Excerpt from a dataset
----------
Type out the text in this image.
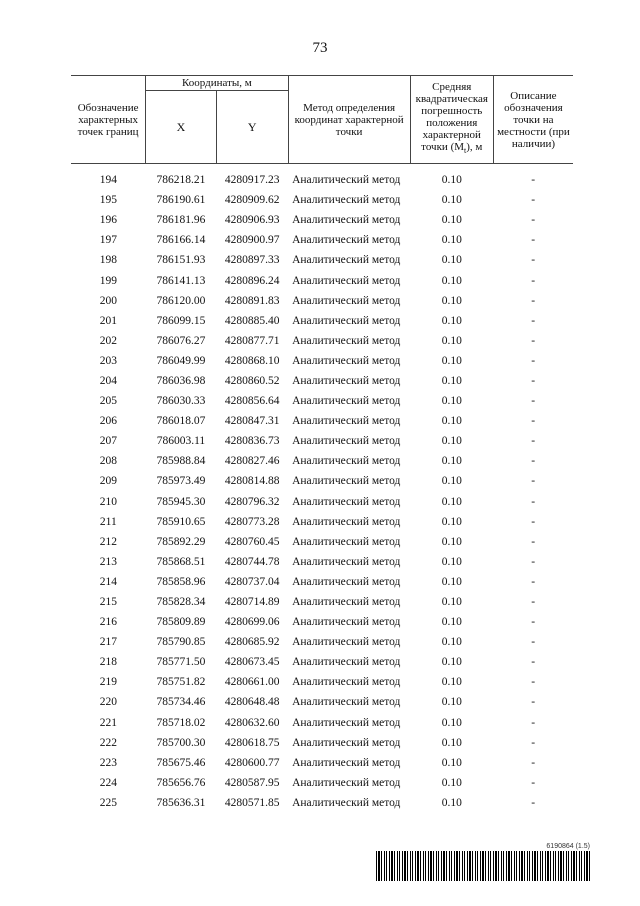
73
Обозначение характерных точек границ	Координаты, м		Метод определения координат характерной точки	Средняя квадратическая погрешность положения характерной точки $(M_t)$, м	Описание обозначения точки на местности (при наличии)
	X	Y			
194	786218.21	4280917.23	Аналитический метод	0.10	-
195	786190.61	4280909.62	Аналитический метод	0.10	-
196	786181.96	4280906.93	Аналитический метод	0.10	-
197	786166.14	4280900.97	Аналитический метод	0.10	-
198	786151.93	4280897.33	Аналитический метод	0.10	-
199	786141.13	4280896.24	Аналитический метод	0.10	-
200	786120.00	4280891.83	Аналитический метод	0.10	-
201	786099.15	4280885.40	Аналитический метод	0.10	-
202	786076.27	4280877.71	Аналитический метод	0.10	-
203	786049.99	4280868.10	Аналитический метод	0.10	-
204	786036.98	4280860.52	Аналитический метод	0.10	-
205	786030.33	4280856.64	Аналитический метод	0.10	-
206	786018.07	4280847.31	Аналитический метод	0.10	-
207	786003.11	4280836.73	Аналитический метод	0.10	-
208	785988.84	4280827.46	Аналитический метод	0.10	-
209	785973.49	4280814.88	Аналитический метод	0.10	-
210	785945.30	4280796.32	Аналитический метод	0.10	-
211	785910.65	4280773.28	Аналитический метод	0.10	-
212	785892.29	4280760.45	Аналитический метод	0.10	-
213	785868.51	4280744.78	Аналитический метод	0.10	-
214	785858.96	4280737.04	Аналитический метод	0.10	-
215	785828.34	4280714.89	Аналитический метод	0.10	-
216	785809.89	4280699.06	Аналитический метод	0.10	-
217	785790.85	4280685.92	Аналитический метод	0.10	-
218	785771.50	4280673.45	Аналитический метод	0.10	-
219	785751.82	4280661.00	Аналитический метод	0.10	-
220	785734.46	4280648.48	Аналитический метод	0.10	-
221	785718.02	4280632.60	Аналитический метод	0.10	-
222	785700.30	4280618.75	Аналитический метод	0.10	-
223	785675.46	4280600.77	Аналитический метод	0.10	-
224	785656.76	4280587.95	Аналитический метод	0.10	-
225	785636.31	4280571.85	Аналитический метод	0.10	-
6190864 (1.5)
----------
REQUIRED TASK
Copy the records exactly as they appear, excluding images.

COMPLETE RESPONSE
Type out the text in this image.
73
Обозначение характерных точек границ	Координаты, м		Метод определения координат характерной точки	Средняя квадратическая погрешность положения характерной точки $(M_t)$, м	Описание обозначения точки на местности (при наличии)
	X	Y			
194	786218.21	4280917.23	Аналитический метод	0.10	-
195	786190.61	4280909.62	Аналитический метод	0.10	-
196	786181.96	4280906.93	Аналитический метод	0.10	-
197	786166.14	4280900.97	Аналитический метод	0.10	-
198	786151.93	4280897.33	Аналитический метод	0.10	-
199	786141.13	4280896.24	Аналитический метод	0.10	-
200	786120.00	4280891.83	Аналитический метод	0.10	-
201	786099.15	4280885.40	Аналитический метод	0.10	-
202	786076.27	4280877.71	Аналитический метод	0.10	-
203	786049.99	4280868.10	Аналитический метод	0.10	-
204	786036.98	4280860.52	Аналитический метод	0.10	-
205	786030.33	4280856.64	Аналитический метод	0.10	-
206	786018.07	4280847.31	Аналитический метод	0.10	-
207	786003.11	4280836.73	Аналитический метод	0.10	-
208	785988.84	4280827.46	Аналитический метод	0.10	-
209	785973.49	4280814.88	Аналитический метод	0.10	-
210	785945.30	4280796.32	Аналитический метод	0.10	-
211	785910.65	4280773.28	Аналитический метод	0.10	-
212	785892.29	4280760.45	Аналитический метод	0.10	-
213	785868.51	4280744.78	Аналитический метод	0.10	-
214	785858.96	4280737.04	Аналитический метод	0.10	-
215	785828.34	4280714.89	Аналитический метод	0.10	-
216	785809.89	4280699.06	Аналитический метод	0.10	-
217	785790.85	4280685.92	Аналитический метод	0.10	-
218	785771.50	4280673.45	Аналитический метод	0.10	-
219	785751.82	4280661.00	Аналитический метод	0.10	-
220	785734.46	4280648.48	Аналитический метод	0.10	-
221	785718.02	4280632.60	Аналитический метод	0.10	-
222	785700.30	4280618.75	Аналитический метод	0.10	-
223	785675.46	4280600.77	Аналитический метод	0.10	-
224	785656.76	4280587.95	Аналитический метод	0.10	-
225	785636.31	4280571.85	Аналитический метод	0.10	-
6190864 (1.5)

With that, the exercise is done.